▶ [PROBLEM TO SOLVE]
Copy out every line of the records where the string "Printing" occurs.

Items from a data source:
begin

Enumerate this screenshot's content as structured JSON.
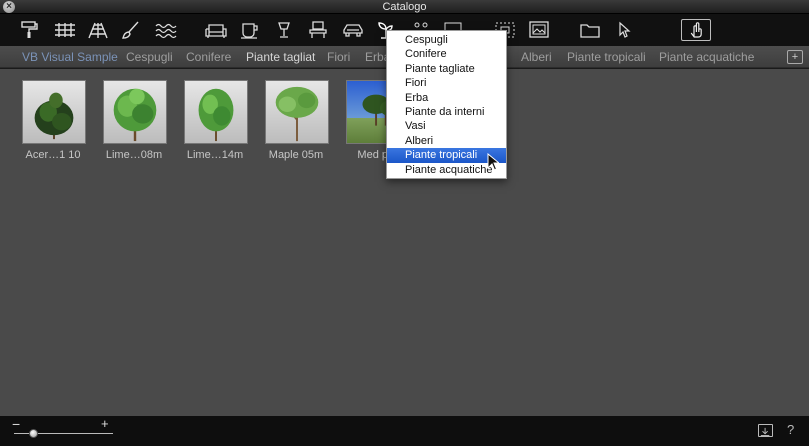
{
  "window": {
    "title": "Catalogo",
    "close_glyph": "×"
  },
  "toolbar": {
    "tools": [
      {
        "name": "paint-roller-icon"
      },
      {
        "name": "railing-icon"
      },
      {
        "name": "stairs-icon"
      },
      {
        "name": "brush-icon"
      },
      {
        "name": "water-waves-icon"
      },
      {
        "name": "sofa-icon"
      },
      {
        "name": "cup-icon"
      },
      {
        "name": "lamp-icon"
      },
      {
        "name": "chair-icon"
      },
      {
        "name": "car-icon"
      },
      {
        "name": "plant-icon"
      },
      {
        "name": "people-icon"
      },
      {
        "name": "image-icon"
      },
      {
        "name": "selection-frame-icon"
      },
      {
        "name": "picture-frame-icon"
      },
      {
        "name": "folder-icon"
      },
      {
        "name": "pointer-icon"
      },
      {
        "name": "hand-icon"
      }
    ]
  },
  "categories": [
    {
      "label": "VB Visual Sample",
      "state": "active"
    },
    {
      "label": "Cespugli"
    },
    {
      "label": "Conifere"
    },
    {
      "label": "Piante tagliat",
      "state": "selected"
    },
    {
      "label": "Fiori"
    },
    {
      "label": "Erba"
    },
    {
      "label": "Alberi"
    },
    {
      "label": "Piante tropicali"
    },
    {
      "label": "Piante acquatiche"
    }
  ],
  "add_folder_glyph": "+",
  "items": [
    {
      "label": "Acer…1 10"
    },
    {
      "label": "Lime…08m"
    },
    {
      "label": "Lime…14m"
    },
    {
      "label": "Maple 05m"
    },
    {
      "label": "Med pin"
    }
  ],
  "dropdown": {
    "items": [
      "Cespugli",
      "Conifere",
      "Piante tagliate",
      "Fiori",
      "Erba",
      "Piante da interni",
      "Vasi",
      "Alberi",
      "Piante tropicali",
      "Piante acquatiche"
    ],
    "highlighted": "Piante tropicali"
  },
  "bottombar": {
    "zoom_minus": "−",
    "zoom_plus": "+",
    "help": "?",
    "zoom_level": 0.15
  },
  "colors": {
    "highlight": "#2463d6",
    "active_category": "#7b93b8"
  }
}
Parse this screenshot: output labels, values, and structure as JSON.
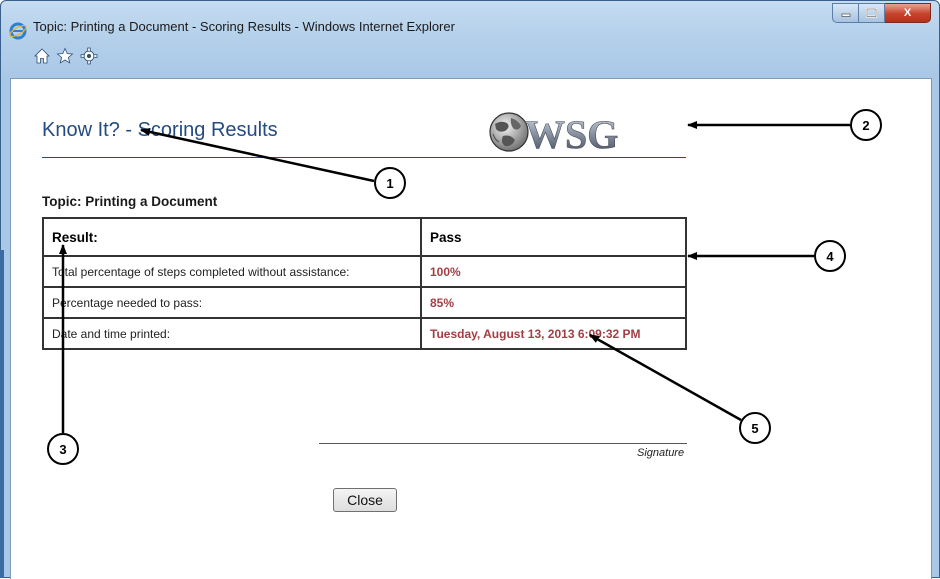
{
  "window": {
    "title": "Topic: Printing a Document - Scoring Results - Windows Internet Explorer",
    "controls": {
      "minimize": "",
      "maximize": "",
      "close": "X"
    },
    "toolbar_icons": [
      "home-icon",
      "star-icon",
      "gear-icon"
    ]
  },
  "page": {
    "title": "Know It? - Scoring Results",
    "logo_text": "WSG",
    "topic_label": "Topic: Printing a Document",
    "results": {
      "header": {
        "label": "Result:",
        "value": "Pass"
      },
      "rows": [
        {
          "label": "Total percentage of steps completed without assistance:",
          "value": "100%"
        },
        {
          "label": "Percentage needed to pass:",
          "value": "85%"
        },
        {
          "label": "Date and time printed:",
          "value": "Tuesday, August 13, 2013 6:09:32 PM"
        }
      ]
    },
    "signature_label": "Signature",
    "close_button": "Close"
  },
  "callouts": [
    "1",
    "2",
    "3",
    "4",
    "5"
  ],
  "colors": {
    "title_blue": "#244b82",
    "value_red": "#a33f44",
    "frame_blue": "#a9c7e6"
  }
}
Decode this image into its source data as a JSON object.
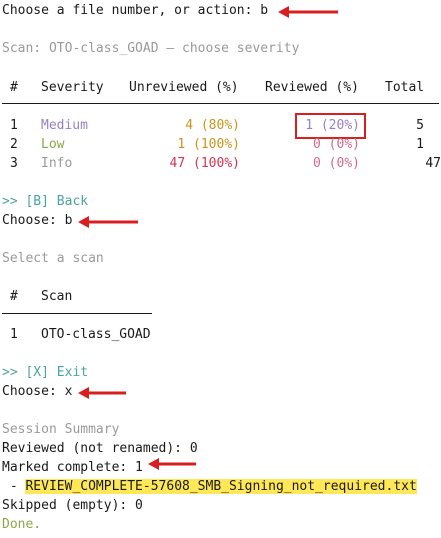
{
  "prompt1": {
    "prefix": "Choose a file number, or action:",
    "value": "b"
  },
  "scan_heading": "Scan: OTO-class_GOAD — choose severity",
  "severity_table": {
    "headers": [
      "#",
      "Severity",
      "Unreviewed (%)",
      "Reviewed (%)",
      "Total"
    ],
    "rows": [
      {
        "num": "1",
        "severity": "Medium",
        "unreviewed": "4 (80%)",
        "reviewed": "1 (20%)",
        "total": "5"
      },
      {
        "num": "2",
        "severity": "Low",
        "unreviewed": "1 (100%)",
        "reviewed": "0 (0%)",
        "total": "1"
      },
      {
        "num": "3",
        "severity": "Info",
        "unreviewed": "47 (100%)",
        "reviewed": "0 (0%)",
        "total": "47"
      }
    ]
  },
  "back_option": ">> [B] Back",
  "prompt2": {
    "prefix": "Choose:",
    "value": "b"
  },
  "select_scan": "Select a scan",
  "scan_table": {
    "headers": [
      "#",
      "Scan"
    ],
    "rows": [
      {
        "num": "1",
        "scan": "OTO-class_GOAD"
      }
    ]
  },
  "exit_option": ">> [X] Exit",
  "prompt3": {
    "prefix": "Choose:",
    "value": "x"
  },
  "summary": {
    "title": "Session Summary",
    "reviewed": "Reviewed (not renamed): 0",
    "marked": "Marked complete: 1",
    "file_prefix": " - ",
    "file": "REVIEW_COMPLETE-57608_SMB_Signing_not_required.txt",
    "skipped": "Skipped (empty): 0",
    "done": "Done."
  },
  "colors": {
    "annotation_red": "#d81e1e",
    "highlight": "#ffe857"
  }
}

end

▶ [ANSWER TO THE PROBLEM]
    "title": "Topic: Printing a Document - Scoring Results - Windows Internet Explorer",
    "topic_label": "Topic: Printing a Document",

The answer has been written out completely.